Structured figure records
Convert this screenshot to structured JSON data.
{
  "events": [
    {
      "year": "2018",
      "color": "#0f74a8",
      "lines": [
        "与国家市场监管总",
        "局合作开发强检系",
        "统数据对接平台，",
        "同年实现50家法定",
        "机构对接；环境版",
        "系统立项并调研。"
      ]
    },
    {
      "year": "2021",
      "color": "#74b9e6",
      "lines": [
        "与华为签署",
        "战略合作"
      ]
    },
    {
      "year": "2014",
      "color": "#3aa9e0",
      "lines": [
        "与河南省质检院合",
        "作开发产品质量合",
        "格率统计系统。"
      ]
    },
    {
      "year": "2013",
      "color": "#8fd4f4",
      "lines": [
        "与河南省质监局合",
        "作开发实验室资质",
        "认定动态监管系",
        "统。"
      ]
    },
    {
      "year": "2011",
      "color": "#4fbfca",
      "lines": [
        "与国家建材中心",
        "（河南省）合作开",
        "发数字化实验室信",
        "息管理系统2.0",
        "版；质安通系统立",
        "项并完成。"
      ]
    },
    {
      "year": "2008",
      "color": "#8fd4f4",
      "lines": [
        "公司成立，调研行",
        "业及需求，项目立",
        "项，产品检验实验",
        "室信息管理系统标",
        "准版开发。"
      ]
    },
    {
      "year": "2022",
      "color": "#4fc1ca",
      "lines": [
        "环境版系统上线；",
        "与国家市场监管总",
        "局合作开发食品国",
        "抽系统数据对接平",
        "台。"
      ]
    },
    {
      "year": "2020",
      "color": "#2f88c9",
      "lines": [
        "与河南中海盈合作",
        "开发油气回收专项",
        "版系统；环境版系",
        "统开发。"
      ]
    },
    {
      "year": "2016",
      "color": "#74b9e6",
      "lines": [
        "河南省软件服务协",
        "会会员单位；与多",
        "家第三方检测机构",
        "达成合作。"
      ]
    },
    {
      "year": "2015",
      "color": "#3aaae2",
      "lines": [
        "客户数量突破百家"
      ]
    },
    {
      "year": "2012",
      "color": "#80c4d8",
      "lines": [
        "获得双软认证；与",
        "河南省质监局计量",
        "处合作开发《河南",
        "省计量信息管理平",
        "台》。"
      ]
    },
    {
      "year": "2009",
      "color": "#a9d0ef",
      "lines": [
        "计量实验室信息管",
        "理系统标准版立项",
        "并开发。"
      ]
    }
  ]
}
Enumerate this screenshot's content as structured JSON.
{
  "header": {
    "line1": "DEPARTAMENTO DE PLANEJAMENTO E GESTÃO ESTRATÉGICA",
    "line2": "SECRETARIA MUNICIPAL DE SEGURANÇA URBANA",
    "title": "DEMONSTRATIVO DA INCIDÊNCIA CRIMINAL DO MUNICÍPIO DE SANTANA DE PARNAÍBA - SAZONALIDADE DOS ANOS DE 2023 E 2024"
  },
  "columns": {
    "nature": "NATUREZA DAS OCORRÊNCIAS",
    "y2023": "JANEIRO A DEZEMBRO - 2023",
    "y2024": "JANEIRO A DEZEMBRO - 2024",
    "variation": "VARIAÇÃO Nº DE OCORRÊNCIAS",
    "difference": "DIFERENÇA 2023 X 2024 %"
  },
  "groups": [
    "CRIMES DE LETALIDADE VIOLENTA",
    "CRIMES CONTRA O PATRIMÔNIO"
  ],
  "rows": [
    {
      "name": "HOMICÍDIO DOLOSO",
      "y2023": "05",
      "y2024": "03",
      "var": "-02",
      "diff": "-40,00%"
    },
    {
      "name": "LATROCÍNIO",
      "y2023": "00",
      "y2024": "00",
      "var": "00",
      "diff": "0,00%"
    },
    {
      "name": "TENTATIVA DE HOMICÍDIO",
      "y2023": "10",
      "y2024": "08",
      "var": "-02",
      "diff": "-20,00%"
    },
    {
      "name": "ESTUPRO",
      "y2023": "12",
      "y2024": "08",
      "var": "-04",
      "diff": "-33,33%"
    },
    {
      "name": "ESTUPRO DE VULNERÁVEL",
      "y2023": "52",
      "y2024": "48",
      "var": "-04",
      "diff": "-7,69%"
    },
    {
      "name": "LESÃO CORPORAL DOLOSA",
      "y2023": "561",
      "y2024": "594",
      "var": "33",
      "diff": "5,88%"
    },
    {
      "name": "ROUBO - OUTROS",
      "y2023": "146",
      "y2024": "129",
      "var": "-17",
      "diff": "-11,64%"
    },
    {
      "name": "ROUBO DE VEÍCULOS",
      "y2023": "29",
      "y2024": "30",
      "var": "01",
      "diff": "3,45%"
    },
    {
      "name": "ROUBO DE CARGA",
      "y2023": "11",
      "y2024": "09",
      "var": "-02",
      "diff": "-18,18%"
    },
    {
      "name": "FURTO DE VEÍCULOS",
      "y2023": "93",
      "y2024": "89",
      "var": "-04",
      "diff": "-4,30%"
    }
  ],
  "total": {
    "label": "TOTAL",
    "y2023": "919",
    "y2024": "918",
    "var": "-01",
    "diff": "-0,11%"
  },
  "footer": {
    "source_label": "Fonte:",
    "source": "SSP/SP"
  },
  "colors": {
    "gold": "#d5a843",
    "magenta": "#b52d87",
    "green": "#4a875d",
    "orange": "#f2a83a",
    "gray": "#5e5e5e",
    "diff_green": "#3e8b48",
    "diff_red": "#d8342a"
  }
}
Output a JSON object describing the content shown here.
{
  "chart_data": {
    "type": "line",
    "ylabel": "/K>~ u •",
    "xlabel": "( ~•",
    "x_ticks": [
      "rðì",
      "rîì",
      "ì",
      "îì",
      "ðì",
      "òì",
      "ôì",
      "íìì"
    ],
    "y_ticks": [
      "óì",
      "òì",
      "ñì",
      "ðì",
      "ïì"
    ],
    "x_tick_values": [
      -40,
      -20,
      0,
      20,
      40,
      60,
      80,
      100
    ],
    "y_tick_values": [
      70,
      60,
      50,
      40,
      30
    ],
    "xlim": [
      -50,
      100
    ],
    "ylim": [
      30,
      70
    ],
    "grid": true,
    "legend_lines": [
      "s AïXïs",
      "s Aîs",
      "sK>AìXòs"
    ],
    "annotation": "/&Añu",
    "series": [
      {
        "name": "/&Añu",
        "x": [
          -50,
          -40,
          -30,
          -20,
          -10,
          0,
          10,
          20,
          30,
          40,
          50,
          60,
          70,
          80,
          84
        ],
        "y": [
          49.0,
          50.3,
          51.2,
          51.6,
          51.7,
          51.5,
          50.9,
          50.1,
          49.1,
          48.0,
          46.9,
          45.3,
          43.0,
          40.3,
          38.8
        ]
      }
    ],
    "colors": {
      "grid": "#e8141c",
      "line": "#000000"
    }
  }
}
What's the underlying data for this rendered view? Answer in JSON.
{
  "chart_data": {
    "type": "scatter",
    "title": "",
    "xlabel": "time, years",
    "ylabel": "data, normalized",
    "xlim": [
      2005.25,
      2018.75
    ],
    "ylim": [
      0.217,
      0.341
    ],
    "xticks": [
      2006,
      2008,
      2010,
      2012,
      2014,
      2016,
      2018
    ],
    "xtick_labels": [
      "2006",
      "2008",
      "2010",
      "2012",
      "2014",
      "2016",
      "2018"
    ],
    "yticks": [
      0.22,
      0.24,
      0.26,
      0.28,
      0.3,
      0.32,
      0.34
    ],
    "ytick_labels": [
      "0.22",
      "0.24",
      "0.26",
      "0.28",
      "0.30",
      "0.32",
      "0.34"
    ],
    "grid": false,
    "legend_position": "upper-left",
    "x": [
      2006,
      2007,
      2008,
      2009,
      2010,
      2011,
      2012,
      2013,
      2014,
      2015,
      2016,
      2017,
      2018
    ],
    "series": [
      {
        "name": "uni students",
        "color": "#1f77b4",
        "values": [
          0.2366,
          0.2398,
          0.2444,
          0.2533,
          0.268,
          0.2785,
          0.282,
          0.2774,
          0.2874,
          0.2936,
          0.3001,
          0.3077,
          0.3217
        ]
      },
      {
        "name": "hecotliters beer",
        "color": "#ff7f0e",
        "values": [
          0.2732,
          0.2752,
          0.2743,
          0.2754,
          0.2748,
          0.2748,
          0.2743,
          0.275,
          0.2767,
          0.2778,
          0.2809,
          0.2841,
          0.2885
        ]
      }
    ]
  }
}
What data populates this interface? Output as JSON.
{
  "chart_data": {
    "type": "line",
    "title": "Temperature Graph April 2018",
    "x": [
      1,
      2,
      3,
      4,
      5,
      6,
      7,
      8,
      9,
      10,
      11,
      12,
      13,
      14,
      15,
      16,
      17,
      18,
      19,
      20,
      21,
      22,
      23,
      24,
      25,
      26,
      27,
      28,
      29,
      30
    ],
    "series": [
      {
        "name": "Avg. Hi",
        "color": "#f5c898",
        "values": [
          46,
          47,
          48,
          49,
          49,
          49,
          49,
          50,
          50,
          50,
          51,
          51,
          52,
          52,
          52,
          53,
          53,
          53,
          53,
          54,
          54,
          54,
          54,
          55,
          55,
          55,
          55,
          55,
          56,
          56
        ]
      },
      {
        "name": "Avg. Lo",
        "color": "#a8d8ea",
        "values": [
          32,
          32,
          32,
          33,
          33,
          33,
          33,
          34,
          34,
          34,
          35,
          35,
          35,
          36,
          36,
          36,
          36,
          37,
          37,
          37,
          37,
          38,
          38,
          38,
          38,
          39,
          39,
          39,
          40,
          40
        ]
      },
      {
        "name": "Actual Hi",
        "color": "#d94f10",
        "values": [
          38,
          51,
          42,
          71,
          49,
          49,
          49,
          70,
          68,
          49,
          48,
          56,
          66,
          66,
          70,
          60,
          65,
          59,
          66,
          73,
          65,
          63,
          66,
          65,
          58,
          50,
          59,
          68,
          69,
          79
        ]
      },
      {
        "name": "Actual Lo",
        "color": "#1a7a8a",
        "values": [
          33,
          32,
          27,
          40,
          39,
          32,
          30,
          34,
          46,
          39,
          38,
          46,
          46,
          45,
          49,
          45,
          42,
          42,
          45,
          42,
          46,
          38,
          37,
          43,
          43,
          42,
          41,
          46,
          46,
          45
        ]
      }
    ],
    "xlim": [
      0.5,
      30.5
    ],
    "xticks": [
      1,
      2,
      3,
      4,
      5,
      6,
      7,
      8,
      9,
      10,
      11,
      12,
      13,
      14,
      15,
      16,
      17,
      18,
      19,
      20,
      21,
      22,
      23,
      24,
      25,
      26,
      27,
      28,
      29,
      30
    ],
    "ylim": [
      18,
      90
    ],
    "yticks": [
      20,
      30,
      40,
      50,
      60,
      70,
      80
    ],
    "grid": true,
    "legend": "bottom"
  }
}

Given request
Find the lines above holding the word "grid" and show them.

Expected output
    "grid": true,
      "grid": "#e8141c",
    "grid": false,
    "grid": true,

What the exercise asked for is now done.